>>>

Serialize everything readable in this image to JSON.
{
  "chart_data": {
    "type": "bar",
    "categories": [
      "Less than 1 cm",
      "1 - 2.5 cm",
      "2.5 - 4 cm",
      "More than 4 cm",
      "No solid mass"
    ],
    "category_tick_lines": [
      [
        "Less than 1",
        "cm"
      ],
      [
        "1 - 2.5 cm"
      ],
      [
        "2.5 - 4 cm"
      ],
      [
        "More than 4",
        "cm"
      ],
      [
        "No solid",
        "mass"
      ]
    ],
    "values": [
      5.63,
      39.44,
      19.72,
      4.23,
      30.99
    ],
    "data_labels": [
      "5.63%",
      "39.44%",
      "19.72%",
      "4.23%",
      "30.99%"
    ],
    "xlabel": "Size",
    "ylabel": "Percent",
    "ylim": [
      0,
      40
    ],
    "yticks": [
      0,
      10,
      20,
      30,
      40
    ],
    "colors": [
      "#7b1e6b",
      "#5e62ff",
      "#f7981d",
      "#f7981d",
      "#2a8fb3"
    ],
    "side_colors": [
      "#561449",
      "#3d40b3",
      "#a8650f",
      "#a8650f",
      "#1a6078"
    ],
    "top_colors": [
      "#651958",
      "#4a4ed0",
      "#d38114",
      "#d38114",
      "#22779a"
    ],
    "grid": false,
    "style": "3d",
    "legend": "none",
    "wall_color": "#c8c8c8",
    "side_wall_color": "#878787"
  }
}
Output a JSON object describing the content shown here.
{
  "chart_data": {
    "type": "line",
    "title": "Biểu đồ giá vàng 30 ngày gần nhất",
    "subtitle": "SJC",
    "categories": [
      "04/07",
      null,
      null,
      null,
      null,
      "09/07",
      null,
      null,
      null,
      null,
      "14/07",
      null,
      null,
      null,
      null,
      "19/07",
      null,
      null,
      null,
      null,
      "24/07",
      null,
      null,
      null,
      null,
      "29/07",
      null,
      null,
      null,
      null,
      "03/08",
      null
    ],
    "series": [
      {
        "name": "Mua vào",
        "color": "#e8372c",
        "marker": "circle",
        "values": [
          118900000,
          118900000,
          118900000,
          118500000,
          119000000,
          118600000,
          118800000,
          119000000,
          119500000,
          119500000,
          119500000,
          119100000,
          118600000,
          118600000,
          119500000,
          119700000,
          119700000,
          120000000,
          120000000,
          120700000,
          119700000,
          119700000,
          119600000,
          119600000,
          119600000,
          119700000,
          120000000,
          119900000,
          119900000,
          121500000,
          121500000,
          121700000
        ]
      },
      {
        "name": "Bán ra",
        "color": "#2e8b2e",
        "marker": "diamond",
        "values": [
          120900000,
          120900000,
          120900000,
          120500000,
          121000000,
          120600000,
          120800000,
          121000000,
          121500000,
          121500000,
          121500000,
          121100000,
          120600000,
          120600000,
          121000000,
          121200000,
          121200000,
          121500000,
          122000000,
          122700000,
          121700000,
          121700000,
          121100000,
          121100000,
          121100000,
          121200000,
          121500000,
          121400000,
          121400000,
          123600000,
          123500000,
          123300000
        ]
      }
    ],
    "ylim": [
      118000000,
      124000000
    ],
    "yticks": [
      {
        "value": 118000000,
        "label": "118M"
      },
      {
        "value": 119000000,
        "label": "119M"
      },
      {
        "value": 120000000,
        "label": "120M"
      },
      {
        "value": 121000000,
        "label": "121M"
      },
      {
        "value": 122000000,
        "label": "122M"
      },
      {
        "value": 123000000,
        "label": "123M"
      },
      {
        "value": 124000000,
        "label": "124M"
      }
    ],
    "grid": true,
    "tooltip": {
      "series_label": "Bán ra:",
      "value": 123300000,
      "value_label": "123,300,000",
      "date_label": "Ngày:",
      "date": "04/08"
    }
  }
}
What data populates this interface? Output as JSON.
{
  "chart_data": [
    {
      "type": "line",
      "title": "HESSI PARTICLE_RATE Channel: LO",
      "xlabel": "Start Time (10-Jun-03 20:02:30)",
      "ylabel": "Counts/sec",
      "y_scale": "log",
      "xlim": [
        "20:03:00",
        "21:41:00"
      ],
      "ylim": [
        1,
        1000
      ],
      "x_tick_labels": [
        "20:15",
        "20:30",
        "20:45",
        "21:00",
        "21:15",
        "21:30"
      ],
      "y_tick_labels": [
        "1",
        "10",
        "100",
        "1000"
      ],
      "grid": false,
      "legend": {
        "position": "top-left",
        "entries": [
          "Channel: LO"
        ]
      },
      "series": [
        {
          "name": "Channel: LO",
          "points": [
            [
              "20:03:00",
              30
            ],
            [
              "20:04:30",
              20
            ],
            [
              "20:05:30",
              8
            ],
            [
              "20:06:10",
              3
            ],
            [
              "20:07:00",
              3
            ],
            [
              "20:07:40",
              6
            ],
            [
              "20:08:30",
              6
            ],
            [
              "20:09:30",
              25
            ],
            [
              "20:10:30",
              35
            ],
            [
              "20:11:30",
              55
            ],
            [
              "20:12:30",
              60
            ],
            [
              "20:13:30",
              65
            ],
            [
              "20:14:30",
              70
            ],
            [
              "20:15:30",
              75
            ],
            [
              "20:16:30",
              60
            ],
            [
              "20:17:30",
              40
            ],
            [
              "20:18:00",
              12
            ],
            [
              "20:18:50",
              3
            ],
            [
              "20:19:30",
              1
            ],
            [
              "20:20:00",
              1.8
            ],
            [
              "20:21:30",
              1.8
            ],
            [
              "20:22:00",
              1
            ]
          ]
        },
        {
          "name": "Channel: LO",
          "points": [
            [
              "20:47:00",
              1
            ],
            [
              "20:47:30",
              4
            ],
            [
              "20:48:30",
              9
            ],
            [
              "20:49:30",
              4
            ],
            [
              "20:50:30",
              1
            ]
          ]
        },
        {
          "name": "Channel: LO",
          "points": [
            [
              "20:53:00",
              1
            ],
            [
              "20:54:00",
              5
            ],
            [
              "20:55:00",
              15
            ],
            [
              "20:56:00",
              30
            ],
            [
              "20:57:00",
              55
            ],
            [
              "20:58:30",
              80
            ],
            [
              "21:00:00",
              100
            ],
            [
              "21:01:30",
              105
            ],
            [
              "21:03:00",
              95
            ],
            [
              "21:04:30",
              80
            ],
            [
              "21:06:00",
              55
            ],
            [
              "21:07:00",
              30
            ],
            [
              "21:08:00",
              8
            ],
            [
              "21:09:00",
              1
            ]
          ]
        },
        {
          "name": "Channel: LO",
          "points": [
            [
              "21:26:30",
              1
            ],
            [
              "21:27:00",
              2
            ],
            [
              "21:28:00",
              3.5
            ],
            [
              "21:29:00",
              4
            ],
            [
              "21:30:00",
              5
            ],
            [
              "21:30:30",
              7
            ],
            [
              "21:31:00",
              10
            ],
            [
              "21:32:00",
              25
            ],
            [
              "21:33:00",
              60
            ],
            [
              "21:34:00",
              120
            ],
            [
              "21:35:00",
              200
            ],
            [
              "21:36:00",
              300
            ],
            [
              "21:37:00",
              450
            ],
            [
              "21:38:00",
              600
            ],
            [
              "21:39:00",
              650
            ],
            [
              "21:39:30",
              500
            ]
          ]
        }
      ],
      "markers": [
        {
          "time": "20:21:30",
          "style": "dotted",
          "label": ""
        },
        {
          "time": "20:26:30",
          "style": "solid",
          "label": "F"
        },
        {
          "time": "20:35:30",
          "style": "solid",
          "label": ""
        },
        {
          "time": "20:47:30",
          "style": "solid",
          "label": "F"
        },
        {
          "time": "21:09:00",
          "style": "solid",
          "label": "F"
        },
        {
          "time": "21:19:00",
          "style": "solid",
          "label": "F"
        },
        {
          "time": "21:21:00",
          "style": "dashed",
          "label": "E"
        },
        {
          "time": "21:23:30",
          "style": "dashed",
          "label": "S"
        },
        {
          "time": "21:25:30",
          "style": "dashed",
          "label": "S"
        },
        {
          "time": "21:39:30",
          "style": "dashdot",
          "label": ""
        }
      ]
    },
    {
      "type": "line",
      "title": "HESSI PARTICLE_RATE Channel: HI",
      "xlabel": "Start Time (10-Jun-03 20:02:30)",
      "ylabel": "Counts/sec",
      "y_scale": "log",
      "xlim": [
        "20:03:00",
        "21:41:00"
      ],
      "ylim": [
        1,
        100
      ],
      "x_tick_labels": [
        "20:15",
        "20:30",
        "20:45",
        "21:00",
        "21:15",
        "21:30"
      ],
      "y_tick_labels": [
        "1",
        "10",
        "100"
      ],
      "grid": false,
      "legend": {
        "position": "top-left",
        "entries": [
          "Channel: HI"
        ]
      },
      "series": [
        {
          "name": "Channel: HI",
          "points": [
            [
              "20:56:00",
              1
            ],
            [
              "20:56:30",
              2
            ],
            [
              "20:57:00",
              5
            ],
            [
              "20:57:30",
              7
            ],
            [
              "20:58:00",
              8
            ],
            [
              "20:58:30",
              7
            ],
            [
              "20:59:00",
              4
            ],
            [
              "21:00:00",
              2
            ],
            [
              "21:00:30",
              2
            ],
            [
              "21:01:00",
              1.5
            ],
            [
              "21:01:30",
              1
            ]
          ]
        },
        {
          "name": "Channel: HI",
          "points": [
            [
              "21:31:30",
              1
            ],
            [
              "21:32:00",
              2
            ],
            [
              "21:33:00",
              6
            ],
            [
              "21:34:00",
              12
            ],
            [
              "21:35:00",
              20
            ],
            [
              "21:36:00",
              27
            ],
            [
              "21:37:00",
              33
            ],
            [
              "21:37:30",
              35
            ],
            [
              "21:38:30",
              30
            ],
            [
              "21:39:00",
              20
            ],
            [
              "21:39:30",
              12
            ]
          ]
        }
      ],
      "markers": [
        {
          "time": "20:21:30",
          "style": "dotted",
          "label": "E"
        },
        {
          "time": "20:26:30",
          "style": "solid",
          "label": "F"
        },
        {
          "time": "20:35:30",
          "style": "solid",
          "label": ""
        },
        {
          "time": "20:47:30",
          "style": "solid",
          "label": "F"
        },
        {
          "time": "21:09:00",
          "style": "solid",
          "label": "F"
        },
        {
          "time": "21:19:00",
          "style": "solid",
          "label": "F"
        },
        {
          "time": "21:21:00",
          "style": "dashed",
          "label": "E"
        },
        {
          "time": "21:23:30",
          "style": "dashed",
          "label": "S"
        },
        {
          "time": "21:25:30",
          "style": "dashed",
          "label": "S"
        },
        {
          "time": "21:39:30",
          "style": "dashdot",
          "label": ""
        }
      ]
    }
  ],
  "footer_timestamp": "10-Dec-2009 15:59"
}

<<<

_PROMPT_
Which lines include the word "HESSI"? List them all.

_SOLUTION TO THIS PROBLEM_
      "title": "HESSI PARTICLE_RATE Channel: LO",
      "title": "HESSI PARTICLE_RATE Channel: HI",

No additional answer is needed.